• PROBLEM DETAILS
Your task is to extract every line from the material below exactly.

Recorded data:
--- Begin ---
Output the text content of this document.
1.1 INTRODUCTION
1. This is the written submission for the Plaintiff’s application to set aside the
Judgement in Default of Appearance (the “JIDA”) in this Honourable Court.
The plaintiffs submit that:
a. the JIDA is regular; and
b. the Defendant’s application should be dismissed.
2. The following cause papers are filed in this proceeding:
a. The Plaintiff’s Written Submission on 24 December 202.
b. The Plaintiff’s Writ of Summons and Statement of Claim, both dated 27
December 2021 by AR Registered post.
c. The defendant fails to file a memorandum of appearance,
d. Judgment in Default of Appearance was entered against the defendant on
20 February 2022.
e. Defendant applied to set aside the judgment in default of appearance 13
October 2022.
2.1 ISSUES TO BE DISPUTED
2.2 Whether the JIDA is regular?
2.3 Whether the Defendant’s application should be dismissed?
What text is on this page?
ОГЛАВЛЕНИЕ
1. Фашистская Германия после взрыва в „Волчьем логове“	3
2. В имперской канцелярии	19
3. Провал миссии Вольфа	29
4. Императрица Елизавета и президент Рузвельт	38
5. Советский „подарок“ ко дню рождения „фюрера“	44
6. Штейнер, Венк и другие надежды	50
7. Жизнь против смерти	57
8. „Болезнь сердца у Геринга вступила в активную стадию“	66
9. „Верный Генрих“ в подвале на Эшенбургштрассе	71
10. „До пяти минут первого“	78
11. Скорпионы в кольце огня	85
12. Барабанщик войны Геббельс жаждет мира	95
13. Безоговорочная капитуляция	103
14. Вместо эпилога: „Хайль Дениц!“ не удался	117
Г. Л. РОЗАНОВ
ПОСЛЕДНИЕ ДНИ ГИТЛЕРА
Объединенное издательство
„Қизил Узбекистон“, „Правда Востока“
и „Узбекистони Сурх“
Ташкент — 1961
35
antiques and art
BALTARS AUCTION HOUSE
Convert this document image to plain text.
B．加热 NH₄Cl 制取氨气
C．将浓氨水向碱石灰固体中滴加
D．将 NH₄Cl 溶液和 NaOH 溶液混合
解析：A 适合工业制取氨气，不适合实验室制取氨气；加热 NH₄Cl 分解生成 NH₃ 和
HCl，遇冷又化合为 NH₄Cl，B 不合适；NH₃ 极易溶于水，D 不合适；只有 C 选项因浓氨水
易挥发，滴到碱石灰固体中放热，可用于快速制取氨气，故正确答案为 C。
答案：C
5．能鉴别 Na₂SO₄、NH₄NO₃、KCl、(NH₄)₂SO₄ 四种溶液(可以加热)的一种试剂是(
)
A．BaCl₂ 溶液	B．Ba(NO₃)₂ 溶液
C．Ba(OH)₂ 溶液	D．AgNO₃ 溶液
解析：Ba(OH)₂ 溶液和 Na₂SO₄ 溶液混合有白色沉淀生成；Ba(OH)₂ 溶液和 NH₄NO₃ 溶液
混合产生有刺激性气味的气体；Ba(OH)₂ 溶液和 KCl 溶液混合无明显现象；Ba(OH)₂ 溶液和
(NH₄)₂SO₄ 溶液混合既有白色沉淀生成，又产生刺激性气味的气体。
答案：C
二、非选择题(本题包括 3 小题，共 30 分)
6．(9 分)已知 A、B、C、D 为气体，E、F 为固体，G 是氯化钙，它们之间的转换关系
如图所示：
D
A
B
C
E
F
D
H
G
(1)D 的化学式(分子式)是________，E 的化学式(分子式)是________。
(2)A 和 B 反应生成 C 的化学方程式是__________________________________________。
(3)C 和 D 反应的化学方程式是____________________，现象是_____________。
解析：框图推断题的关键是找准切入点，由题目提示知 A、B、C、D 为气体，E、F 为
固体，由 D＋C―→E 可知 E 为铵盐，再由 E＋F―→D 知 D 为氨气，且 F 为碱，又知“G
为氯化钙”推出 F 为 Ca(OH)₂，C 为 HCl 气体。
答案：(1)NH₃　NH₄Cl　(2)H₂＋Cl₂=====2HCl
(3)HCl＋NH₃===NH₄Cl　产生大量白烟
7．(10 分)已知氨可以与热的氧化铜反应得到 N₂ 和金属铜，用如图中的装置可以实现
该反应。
--- End ---
• THE RESPONSE
Output the text content of this document.
1.1 INTRODUCTION
1. This is the written submission for the Plaintiff’s application to set aside the
Judgement in Default of Appearance (the “JIDA”) in this Honourable Court.
The plaintiffs submit that:
a. the JIDA is regular; and
b. the Defendant’s application should be dismissed.
2. The following cause papers are filed in this proceeding:
a. The Plaintiff’s Written Submission on 24 December 202.
b. The Plaintiff’s Writ of Summons and Statement of Claim, both dated 27
December 2021 by AR Registered post.
c. The defendant fails to file a memorandum of appearance,
d. Judgment in Default of Appearance was entered against the defendant on
20 February 2022.
e. Defendant applied to set aside the judgment in default of appearance 13
October 2022.
2.1 ISSUES TO BE DISPUTED
2.2 Whether the JIDA is regular?
2.3 Whether the Defendant’s application should be dismissed?
What text is on this page?
ОГЛАВЛЕНИЕ
1. Фашистская Германия после взрыва в „Волчьем логове“	3
2. В имперской канцелярии	19
3. Провал миссии Вольфа	29
4. Императрица Елизавета и президент Рузвельт	38
5. Советский „подарок“ ко дню рождения „фюрера“	44
6. Штейнер, Венк и другие надежды	50
7. Жизнь против смерти	57
8. „Болезнь сердца у Геринга вступила в активную стадию“	66
9. „Верный Генрих“ в подвале на Эшенбургштрассе	71
10. „До пяти минут первого“	78
11. Скорпионы в кольце огня	85
12. Барабанщик войны Геббельс жаждет мира	95
13. Безоговорочная капитуляция	103
14. Вместо эпилога: „Хайль Дениц!“ не удался	117
Г. Л. РОЗАНОВ
ПОСЛЕДНИЕ ДНИ ГИТЛЕРА
Объединенное издательство
„Қизил Узбекистон“, „Правда Востока“
и „Узбекистони Сурх“
Ташкент — 1961
35
antiques and art
BALTARS AUCTION HOUSE
Convert this document image to plain text.
B．加热 NH₄Cl 制取氨气
C．将浓氨水向碱石灰固体中滴加
D．将 NH₄Cl 溶液和 NaOH 溶液混合
解析：A 适合工业制取氨气，不适合实验室制取氨气；加热 NH₄Cl 分解生成 NH₃ 和
HCl，遇冷又化合为 NH₄Cl，B 不合适；NH₃ 极易溶于水，D 不合适；只有 C 选项因浓氨水
易挥发，滴到碱石灰固体中放热，可用于快速制取氨气，故正确答案为 C。
答案：C
5．能鉴别 Na₂SO₄、NH₄NO₃、KCl、(NH₄)₂SO₄ 四种溶液(可以加热)的一种试剂是(
)
A．BaCl₂ 溶液	B．Ba(NO₃)₂ 溶液
C．Ba(OH)₂ 溶液	D．AgNO₃ 溶液
解析：Ba(OH)₂ 溶液和 Na₂SO₄ 溶液混合有白色沉淀生成；Ba(OH)₂ 溶液和 NH₄NO₃ 溶液
混合产生有刺激性气味的气体；Ba(OH)₂ 溶液和 KCl 溶液混合无明显现象；Ba(OH)₂ 溶液和
(NH₄)₂SO₄ 溶液混合既有白色沉淀生成，又产生刺激性气味的气体。
答案：C
二、非选择题(本题包括 3 小题，共 30 分)
6．(9 分)已知 A、B、C、D 为气体，E、F 为固体，G 是氯化钙，它们之间的转换关系
如图所示：
D
A
B
C
E
F
D
H
G
(1)D 的化学式(分子式)是________，E 的化学式(分子式)是________。
(2)A 和 B 反应生成 C 的化学方程式是__________________________________________。
(3)C 和 D 反应的化学方程式是____________________，现象是_____________。
解析：框图推断题的关键是找准切入点，由题目提示知 A、B、C、D 为气体，E、F 为
固体，由 D＋C―→E 可知 E 为铵盐，再由 E＋F―→D 知 D 为氨气，且 F 为碱，又知“G
为氯化钙”推出 F 为 Ca(OH)₂，C 为 HCl 气体。
答案：(1)NH₃　NH₄Cl　(2)H₂＋Cl₂=====2HCl
(3)HCl＋NH₃===NH₄Cl　产生大量白烟
7．(10 分)已知氨可以与热的氧化铜反应得到 N₂ 和金属铜，用如图中的装置可以实现
该反应。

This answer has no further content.